[Extracted records]

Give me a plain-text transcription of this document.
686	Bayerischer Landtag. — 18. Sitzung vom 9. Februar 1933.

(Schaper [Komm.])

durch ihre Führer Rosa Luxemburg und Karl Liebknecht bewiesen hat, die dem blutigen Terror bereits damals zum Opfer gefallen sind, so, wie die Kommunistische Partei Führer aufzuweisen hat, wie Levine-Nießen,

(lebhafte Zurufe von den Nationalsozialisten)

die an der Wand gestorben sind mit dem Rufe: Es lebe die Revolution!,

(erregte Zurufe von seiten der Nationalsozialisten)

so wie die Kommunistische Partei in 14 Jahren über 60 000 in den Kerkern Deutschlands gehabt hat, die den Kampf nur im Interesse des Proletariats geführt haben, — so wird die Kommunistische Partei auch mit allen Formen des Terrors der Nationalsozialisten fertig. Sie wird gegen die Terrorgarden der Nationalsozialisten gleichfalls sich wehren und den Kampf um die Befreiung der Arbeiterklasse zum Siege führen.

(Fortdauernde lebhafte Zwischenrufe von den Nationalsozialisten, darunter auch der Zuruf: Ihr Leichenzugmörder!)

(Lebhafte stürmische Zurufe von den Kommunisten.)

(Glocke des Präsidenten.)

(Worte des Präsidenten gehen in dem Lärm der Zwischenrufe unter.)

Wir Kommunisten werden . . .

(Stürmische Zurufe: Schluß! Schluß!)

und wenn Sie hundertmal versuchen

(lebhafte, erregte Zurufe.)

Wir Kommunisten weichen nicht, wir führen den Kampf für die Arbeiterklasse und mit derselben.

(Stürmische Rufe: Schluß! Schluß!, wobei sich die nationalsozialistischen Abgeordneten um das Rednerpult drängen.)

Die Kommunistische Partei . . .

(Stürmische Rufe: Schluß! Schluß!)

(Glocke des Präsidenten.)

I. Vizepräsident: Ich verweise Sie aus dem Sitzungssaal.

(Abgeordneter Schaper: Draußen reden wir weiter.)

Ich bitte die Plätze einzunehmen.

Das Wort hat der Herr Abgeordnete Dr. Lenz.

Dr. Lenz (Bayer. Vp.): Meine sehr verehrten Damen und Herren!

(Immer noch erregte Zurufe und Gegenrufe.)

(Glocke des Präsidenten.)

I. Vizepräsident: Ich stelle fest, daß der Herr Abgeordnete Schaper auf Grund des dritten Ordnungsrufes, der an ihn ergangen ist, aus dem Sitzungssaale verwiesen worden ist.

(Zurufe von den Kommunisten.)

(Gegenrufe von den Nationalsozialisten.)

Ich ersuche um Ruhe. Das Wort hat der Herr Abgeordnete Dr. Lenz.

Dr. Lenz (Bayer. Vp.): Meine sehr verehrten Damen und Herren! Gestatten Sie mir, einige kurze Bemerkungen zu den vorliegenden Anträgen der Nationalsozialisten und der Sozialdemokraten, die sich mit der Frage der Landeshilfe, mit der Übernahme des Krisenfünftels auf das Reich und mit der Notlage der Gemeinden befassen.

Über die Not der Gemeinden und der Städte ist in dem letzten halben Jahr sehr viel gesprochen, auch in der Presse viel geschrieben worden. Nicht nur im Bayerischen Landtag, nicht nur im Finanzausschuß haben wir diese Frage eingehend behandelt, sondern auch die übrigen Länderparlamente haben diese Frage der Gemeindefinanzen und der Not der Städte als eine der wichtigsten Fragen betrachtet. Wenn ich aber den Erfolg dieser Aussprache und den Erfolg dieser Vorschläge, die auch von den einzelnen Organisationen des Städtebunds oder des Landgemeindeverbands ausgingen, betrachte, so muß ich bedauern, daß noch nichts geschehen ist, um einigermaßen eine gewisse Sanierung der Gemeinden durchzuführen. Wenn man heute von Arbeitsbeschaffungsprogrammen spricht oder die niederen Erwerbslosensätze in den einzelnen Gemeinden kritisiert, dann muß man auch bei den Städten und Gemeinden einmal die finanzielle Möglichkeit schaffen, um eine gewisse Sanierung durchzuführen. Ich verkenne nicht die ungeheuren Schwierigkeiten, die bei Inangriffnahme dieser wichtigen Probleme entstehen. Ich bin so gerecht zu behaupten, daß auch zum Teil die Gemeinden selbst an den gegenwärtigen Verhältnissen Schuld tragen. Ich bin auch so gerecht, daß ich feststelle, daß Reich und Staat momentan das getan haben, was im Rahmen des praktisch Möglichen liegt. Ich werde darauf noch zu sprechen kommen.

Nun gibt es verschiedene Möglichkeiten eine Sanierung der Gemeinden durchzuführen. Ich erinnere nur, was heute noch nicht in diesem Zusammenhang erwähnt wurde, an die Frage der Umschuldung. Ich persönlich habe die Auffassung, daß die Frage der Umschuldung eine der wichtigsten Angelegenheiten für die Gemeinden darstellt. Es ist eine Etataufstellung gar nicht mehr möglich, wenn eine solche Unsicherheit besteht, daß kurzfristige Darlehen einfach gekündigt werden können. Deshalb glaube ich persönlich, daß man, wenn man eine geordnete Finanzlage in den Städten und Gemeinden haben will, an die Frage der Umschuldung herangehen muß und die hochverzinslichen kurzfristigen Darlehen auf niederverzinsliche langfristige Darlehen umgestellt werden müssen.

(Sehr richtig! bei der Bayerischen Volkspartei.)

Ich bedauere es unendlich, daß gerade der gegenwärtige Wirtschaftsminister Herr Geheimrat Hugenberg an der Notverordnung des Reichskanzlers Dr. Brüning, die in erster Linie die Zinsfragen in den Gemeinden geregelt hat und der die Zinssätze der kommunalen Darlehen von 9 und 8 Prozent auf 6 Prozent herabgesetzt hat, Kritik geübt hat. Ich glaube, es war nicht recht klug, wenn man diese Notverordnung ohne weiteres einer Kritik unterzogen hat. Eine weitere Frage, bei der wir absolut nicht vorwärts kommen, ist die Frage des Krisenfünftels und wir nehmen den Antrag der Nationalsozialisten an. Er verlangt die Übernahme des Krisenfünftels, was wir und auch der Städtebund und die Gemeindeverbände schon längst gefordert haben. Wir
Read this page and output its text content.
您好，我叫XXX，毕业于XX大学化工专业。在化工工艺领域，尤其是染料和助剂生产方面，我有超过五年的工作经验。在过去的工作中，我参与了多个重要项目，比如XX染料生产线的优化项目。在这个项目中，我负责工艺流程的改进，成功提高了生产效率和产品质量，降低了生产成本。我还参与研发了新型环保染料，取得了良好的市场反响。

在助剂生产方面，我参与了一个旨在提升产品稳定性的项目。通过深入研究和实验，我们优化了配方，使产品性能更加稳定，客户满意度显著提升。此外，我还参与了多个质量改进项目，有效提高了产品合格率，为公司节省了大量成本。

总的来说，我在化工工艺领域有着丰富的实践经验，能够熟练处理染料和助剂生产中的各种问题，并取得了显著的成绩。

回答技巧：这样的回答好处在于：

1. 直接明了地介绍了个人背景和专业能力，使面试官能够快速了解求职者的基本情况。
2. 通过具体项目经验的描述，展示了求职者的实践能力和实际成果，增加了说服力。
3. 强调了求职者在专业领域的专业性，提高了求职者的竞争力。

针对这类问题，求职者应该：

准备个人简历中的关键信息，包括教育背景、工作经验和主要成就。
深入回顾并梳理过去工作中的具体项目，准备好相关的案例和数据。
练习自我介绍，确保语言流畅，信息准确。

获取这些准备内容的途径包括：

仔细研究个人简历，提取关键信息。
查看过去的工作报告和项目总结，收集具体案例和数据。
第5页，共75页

GOAL OF THE EXERCISE:
Write out every entry exactly as given.

EXERCISE OUTPUT:
Give me a plain-text transcription of this document.
686	Bayerischer Landtag. — 18. Sitzung vom 9. Februar 1933.

(Schaper [Komm.])

durch ihre Führer Rosa Luxemburg und Karl Liebknecht bewiesen hat, die dem blutigen Terror bereits damals zum Opfer gefallen sind, so, wie die Kommunistische Partei Führer aufzuweisen hat, wie Levine-Nießen,

(lebhafte Zurufe von den Nationalsozialisten)

die an der Wand gestorben sind mit dem Rufe: Es lebe die Revolution!,

(erregte Zurufe von seiten der Nationalsozialisten)

so wie die Kommunistische Partei in 14 Jahren über 60 000 in den Kerkern Deutschlands gehabt hat, die den Kampf nur im Interesse des Proletariats geführt haben, — so wird die Kommunistische Partei auch mit allen Formen des Terrors der Nationalsozialisten fertig. Sie wird gegen die Terrorgarden der Nationalsozialisten gleichfalls sich wehren und den Kampf um die Befreiung der Arbeiterklasse zum Siege führen.

(Fortdauernde lebhafte Zwischenrufe von den Nationalsozialisten, darunter auch der Zuruf: Ihr Leichenzugmörder!)

(Lebhafte stürmische Zurufe von den Kommunisten.)

(Glocke des Präsidenten.)

(Worte des Präsidenten gehen in dem Lärm der Zwischenrufe unter.)

Wir Kommunisten werden . . .

(Stürmische Zurufe: Schluß! Schluß!)

und wenn Sie hundertmal versuchen

(lebhafte, erregte Zurufe.)

Wir Kommunisten weichen nicht, wir führen den Kampf für die Arbeiterklasse und mit derselben.

(Stürmische Rufe: Schluß! Schluß!, wobei sich die nationalsozialistischen Abgeordneten um das Rednerpult drängen.)

Die Kommunistische Partei . . .

(Stürmische Rufe: Schluß! Schluß!)

(Glocke des Präsidenten.)

I. Vizepräsident: Ich verweise Sie aus dem Sitzungssaal.

(Abgeordneter Schaper: Draußen reden wir weiter.)

Ich bitte die Plätze einzunehmen.

Das Wort hat der Herr Abgeordnete Dr. Lenz.

Dr. Lenz (Bayer. Vp.): Meine sehr verehrten Damen und Herren!

(Immer noch erregte Zurufe und Gegenrufe.)

(Glocke des Präsidenten.)

I. Vizepräsident: Ich stelle fest, daß der Herr Abgeordnete Schaper auf Grund des dritten Ordnungsrufes, der an ihn ergangen ist, aus dem Sitzungssaale verwiesen worden ist.

(Zurufe von den Kommunisten.)

(Gegenrufe von den Nationalsozialisten.)

Ich ersuche um Ruhe. Das Wort hat der Herr Abgeordnete Dr. Lenz.

Dr. Lenz (Bayer. Vp.): Meine sehr verehrten Damen und Herren! Gestatten Sie mir, einige kurze Bemerkungen zu den vorliegenden Anträgen der Nationalsozialisten und der Sozialdemokraten, die sich mit der Frage der Landeshilfe, mit der Übernahme des Krisenfünftels auf das Reich und mit der Notlage der Gemeinden befassen.

Über die Not der Gemeinden und der Städte ist in dem letzten halben Jahr sehr viel gesprochen, auch in der Presse viel geschrieben worden. Nicht nur im Bayerischen Landtag, nicht nur im Finanzausschuß haben wir diese Frage eingehend behandelt, sondern auch die übrigen Länderparlamente haben diese Frage der Gemeindefinanzen und der Not der Städte als eine der wichtigsten Fragen betrachtet. Wenn ich aber den Erfolg dieser Aussprache und den Erfolg dieser Vorschläge, die auch von den einzelnen Organisationen des Städtebunds oder des Landgemeindeverbands ausgingen, betrachte, so muß ich bedauern, daß noch nichts geschehen ist, um einigermaßen eine gewisse Sanierung der Gemeinden durchzuführen. Wenn man heute von Arbeitsbeschaffungsprogrammen spricht oder die niederen Erwerbslosensätze in den einzelnen Gemeinden kritisiert, dann muß man auch bei den Städten und Gemeinden einmal die finanzielle Möglichkeit schaffen, um eine gewisse Sanierung durchzuführen. Ich verkenne nicht die ungeheuren Schwierigkeiten, die bei Inangriffnahme dieser wichtigen Probleme entstehen. Ich bin so gerecht zu behaupten, daß auch zum Teil die Gemeinden selbst an den gegenwärtigen Verhältnissen Schuld tragen. Ich bin auch so gerecht, daß ich feststelle, daß Reich und Staat momentan das getan haben, was im Rahmen des praktisch Möglichen liegt. Ich werde darauf noch zu sprechen kommen.

Nun gibt es verschiedene Möglichkeiten eine Sanierung der Gemeinden durchzuführen. Ich erinnere nur, was heute noch nicht in diesem Zusammenhang erwähnt wurde, an die Frage der Umschuldung. Ich persönlich habe die Auffassung, daß die Frage der Umschuldung eine der wichtigsten Angelegenheiten für die Gemeinden darstellt. Es ist eine Etataufstellung gar nicht mehr möglich, wenn eine solche Unsicherheit besteht, daß kurzfristige Darlehen einfach gekündigt werden können. Deshalb glaube ich persönlich, daß man, wenn man eine geordnete Finanzlage in den Städten und Gemeinden haben will, an die Frage der Umschuldung herangehen muß und die hochverzinslichen kurzfristigen Darlehen auf niederverzinsliche langfristige Darlehen umgestellt werden müssen.

(Sehr richtig! bei der Bayerischen Volkspartei.)

Ich bedauere es unendlich, daß gerade der gegenwärtige Wirtschaftsminister Herr Geheimrat Hugenberg an der Notverordnung des Reichskanzlers Dr. Brüning, die in erster Linie die Zinsfragen in den Gemeinden geregelt hat und der die Zinssätze der kommunalen Darlehen von 9 und 8 Prozent auf 6 Prozent herabgesetzt hat, Kritik geübt hat. Ich glaube, es war nicht recht klug, wenn man diese Notverordnung ohne weiteres einer Kritik unterzogen hat. Eine weitere Frage, bei der wir absolut nicht vorwärts kommen, ist die Frage des Krisenfünftels und wir nehmen den Antrag der Nationalsozialisten an. Er verlangt die Übernahme des Krisenfünftels, was wir und auch der Städtebund und die Gemeindeverbände schon längst gefordert haben. Wir
Read this page and output its text content.
您好，我叫XXX，毕业于XX大学化工专业。在化工工艺领域，尤其是染料和助剂生产方面，我有超过五年的工作经验。在过去的工作中，我参与了多个重要项目，比如XX染料生产线的优化项目。在这个项目中，我负责工艺流程的改进，成功提高了生产效率和产品质量，降低了生产成本。我还参与研发了新型环保染料，取得了良好的市场反响。

在助剂生产方面，我参与了一个旨在提升产品稳定性的项目。通过深入研究和实验，我们优化了配方，使产品性能更加稳定，客户满意度显著提升。此外，我还参与了多个质量改进项目，有效提高了产品合格率，为公司节省了大量成本。

总的来说，我在化工工艺领域有着丰富的实践经验，能够熟练处理染料和助剂生产中的各种问题，并取得了显著的成绩。

回答技巧：这样的回答好处在于：

1. 直接明了地介绍了个人背景和专业能力，使面试官能够快速了解求职者的基本情况。
2. 通过具体项目经验的描述，展示了求职者的实践能力和实际成果，增加了说服力。
3. 强调了求职者在专业领域的专业性，提高了求职者的竞争力。

针对这类问题，求职者应该：

准备个人简历中的关键信息，包括教育背景、工作经验和主要成就。
深入回顾并梳理过去工作中的具体项目，准备好相关的案例和数据。
练习自我介绍，确保语言流畅，信息准确。

获取这些准备内容的途径包括：

仔细研究个人简历，提取关键信息。
查看过去的工作报告和项目总结，收集具体案例和数据。
第5页，共75页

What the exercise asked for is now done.